TASK MATERIAL
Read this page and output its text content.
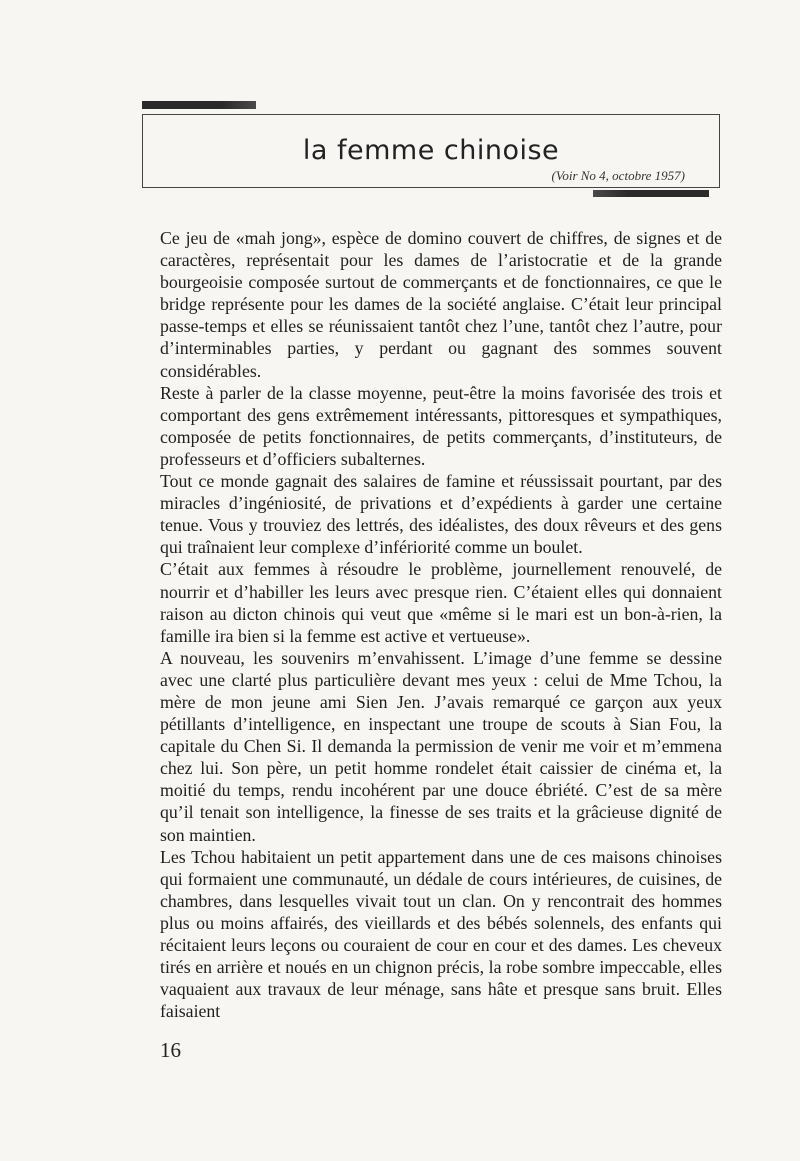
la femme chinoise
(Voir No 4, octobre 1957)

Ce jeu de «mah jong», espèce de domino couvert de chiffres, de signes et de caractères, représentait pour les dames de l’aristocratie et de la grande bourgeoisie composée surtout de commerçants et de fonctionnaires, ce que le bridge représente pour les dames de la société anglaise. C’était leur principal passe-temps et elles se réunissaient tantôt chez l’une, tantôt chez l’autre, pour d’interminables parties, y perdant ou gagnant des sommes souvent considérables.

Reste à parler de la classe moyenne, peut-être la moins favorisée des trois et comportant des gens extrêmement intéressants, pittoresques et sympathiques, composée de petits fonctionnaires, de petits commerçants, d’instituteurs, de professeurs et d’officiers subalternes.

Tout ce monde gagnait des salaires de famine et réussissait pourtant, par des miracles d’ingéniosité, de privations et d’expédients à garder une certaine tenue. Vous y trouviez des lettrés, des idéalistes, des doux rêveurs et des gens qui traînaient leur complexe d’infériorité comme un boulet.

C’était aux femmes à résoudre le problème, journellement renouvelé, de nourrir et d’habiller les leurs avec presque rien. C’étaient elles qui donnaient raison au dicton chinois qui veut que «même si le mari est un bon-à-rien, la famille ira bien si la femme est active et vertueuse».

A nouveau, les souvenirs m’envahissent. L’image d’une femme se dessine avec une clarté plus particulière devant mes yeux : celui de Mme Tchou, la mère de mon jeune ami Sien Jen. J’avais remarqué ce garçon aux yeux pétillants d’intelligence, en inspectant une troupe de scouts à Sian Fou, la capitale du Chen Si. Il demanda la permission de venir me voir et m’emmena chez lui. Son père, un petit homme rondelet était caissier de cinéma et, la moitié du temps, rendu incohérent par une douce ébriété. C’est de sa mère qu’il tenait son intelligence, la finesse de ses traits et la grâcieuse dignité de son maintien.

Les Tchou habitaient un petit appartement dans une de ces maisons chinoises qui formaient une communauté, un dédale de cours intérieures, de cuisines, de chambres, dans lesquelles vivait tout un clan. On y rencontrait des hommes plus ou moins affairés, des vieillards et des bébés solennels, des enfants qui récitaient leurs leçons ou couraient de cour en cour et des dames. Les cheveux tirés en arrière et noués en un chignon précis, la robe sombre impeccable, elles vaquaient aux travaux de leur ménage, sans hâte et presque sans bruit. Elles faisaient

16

...

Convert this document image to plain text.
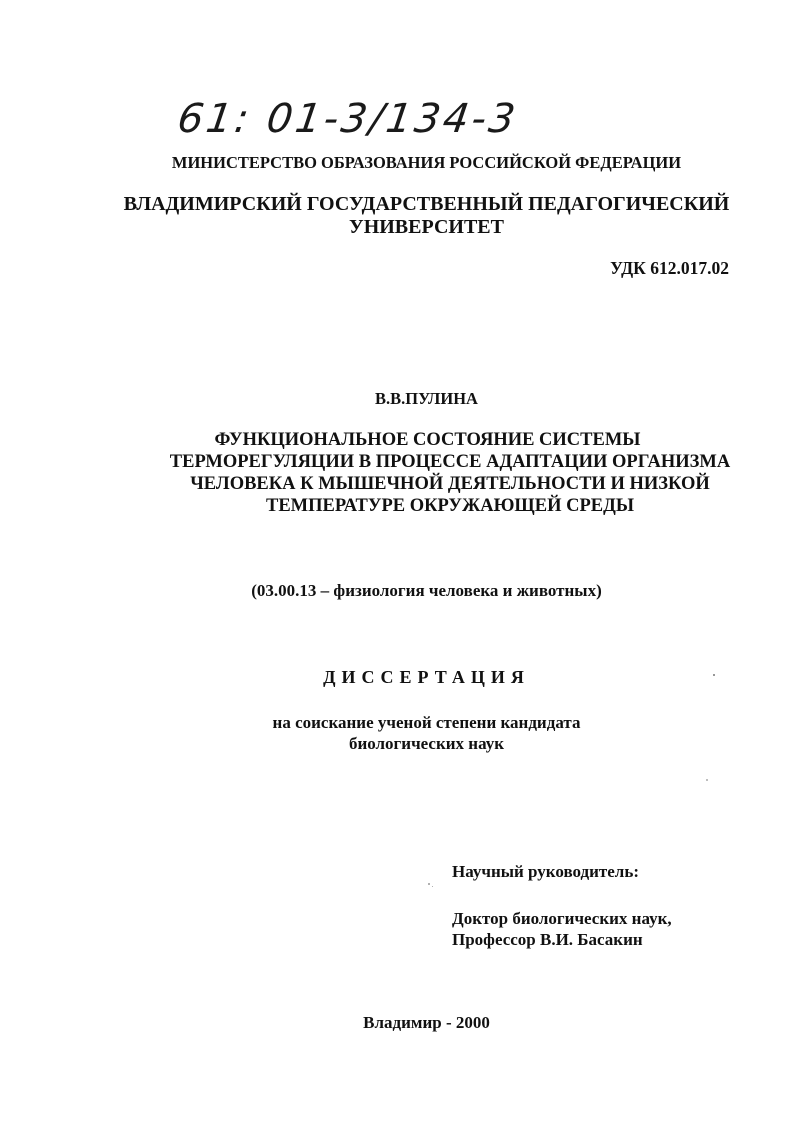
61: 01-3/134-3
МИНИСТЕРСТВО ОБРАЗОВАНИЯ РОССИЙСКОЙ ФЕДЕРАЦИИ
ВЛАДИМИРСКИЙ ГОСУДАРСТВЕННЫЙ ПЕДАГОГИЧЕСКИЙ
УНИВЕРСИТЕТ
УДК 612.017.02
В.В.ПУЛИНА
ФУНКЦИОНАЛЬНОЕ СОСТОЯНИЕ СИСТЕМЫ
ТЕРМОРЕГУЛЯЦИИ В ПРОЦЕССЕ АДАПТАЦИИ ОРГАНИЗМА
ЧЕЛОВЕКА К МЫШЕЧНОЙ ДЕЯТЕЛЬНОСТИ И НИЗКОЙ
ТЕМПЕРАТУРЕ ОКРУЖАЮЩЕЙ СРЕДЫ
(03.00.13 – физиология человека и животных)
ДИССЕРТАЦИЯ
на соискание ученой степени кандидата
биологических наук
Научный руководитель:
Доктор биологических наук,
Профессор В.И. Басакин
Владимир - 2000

---

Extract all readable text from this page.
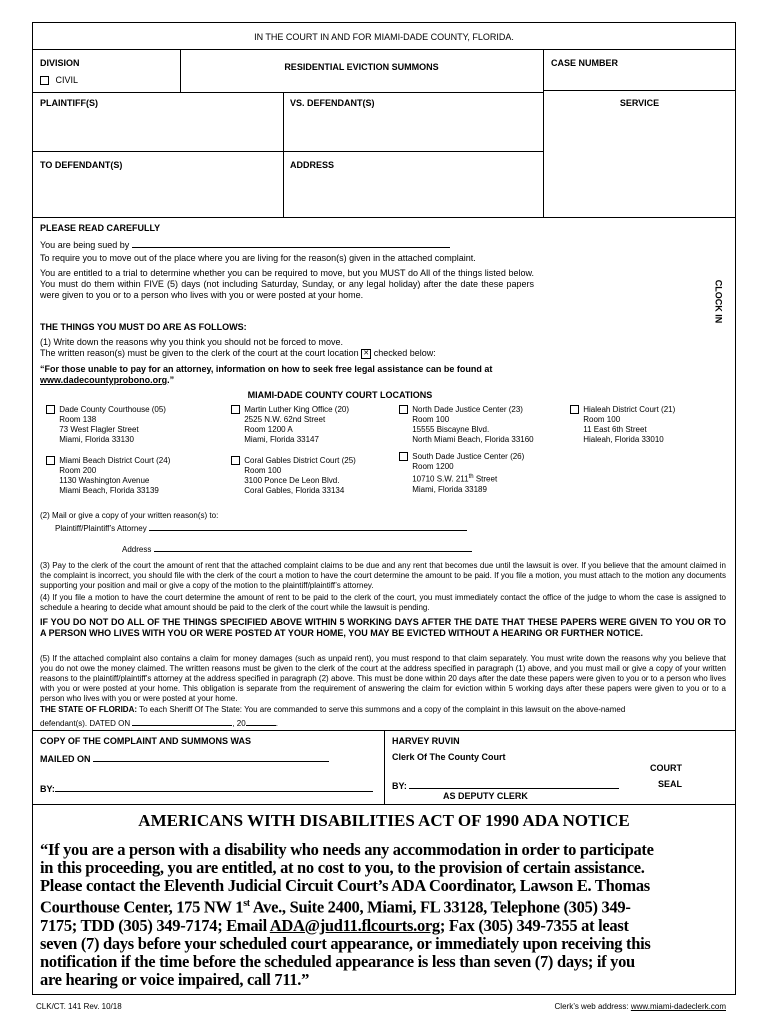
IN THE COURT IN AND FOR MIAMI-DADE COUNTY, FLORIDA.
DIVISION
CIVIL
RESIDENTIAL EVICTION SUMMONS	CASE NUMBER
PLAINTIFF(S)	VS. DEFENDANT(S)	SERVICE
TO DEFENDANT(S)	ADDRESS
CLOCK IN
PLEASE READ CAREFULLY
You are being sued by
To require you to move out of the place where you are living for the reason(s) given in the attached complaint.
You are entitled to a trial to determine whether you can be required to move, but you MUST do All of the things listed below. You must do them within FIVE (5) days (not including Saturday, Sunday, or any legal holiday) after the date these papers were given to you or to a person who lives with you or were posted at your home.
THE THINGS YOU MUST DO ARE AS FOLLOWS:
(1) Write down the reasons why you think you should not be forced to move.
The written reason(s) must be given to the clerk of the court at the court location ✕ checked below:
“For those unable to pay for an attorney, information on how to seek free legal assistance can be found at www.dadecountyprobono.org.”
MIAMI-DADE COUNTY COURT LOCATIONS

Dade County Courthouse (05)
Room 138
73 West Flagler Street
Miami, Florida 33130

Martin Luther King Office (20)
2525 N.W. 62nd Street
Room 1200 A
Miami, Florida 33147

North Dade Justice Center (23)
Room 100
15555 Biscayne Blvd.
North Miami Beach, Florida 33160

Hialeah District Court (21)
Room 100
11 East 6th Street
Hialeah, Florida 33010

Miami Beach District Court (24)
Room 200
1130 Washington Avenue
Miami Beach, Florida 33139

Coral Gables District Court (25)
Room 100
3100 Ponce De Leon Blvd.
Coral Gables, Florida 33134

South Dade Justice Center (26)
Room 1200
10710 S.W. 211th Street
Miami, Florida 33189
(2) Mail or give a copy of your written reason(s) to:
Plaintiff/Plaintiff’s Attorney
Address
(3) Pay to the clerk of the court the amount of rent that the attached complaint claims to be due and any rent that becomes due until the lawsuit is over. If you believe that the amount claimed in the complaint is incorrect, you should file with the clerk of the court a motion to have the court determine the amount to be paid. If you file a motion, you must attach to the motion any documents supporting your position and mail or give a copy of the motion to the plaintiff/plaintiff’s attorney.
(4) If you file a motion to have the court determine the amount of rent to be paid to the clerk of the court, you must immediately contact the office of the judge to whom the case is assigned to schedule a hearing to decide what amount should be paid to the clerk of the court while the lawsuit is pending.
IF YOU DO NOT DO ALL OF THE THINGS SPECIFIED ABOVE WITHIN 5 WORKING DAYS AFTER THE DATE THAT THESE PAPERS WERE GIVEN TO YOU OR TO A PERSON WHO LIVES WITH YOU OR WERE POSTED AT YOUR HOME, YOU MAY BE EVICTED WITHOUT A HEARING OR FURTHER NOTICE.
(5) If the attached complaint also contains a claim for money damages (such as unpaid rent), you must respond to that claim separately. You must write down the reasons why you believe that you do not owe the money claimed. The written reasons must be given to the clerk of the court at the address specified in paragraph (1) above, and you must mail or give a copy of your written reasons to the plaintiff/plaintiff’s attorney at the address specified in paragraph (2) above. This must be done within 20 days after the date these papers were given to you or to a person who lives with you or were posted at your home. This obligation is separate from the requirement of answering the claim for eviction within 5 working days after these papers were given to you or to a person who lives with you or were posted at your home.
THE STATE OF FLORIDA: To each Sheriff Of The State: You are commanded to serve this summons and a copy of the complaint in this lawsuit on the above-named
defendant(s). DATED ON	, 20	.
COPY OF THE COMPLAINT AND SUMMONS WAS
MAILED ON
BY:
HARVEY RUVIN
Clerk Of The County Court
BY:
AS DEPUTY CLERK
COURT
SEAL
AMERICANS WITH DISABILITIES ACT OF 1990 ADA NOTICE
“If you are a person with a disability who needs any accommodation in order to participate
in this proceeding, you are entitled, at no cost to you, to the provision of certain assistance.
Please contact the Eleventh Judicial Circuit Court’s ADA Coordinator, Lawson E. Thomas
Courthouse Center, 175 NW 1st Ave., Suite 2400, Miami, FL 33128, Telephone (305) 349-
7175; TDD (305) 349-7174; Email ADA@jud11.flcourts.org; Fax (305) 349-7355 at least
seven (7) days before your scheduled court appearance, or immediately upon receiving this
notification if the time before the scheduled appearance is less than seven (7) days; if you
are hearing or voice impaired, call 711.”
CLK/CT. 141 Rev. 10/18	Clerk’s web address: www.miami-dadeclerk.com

REQUIRED WORK
Check each line of these records for the string "written" and state only how many lines have it.

RESPONSE TO THIS EXERCISE
3